## [Exercise]
Keep only the lines of the data below that contain "coverage", and copy them.

## [Entries from a visual dataset]
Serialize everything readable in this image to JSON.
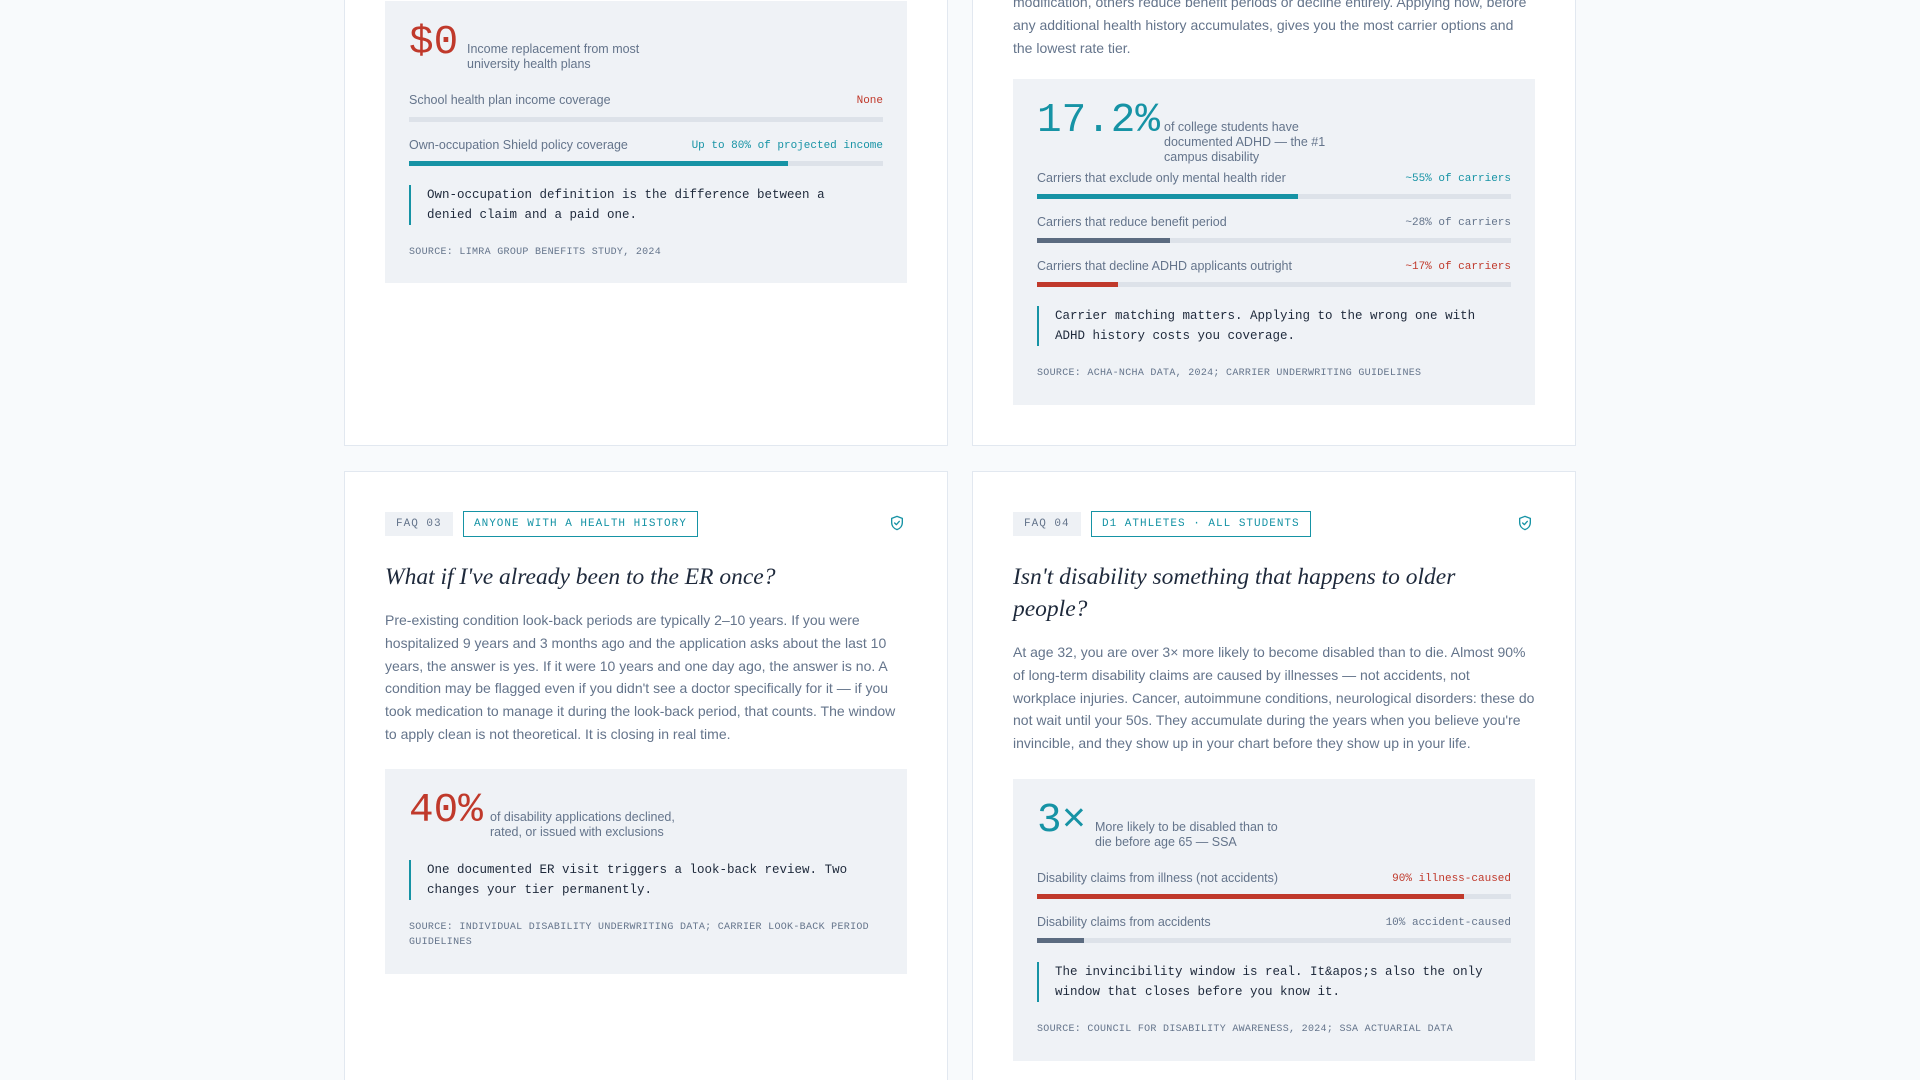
{
  "top_left_card": {
    "stat": {
      "value": "$0",
      "caption": "Income replacement from most university health plans",
      "rows": [
        {
          "label": "School health plan income coverage",
          "value": "None",
          "fill": 0
        },
        {
          "label": "Own-occupation Shield policy coverage",
          "value": "Up to 80% of projected income",
          "fill": 0.8
        }
      ],
      "quote": "Own-occupation definition is the difference between a denied claim and a paid one.",
      "source": "SOURCE: LIMRA GROUP BENEFITS STUDY, 2024"
    }
  },
  "top_right_card": {
    "body_tail": "modification, others reduce benefit periods or decline entirely. Applying now, before any additional health history accumulates, gives you the most carrier options and the lowest rate tier.",
    "stat": {
      "value": "17.2%",
      "caption": "of college students have documented ADHD — the #1 campus disability",
      "rows": [
        {
          "label": "Carriers that exclude only mental health rider",
          "value": "~55% of carriers",
          "fill": 0.55
        },
        {
          "label": "Carriers that reduce benefit period",
          "value": "~28% of carriers",
          "fill": 0.28
        },
        {
          "label": "Carriers that decline ADHD applicants outright",
          "value": "~17% of carriers",
          "fill": 0.17
        }
      ],
      "quote": "Carrier matching matters. Applying to the wrong one with ADHD history costs you coverage.",
      "source": "SOURCE: ACHA-NCHA DATA, 2024; CARRIER UNDERWRITING GUIDELINES"
    }
  },
  "faq03": {
    "tag": "FAQ 03",
    "audience": "ANYONE WITH A HEALTH HISTORY",
    "title": "What if I've already been to the ER once?",
    "body": "Pre-existing condition look-back periods are typically 2–10 years. If you were hospitalized 9 years and 3 months ago and the application asks about the last 10 years, the answer is yes. If it were 10 years and one day ago, the answer is no. A condition may be flagged even if you didn't see a doctor specifically for it — if you took medication to manage it during the look-back period, that counts. The window to apply clean is not theoretical. It is closing in real time.",
    "stat": {
      "value": "40%",
      "caption": "of disability applications declined, rated, or issued with exclusions",
      "quote": "One documented ER visit triggers a look-back review. Two changes your tier permanently.",
      "source": "SOURCE: INDIVIDUAL DISABILITY UNDERWRITING DATA; CARRIER LOOK-BACK PERIOD GUIDELINES"
    }
  },
  "faq04": {
    "tag": "FAQ 04",
    "audience": "D1 ATHLETES · ALL STUDENTS",
    "title": "Isn't disability something that happens to older people?",
    "body": "At age 32, you are over 3× more likely to become disabled than to die. Almost 90% of long-term disability claims are caused by illnesses — not accidents, not workplace injuries. Cancer, autoimmune conditions, neurological disorders: these do not wait until your 50s. They accumulate during the years when you believe you're invincible, and they show up in your chart before they show up in your life.",
    "stat": {
      "value": "3×",
      "caption": "More likely to be disabled than to die before age 65 — SSA",
      "rows": [
        {
          "label": "Disability claims from illness (not accidents)",
          "value": "90% illness-caused",
          "fill": 0.9
        },
        {
          "label": "Disability claims from accidents",
          "value": "10% accident-caused",
          "fill": 0.1
        }
      ],
      "quote": "The invincibility window is real. It&apos;s also the only window that closes before you know it.",
      "source": "SOURCE: COUNCIL FOR DISABILITY AWARENESS, 2024; SSA ACTUARIAL DATA"
    }
  },
  "colors": {
    "red": "#c0392b",
    "teal": "#1693a5",
    "slate": "#64748b",
    "track": "#dde2e9"
  },
  "icons": {
    "badge": "shield-check-icon"
  }
}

## [Problem solution]
          "label": "School health plan income coverage",
          "label": "Own-occupation Shield policy coverage",
      "quote": "Carrier matching matters. Applying to the wrong one with ADHD history costs you coverage.",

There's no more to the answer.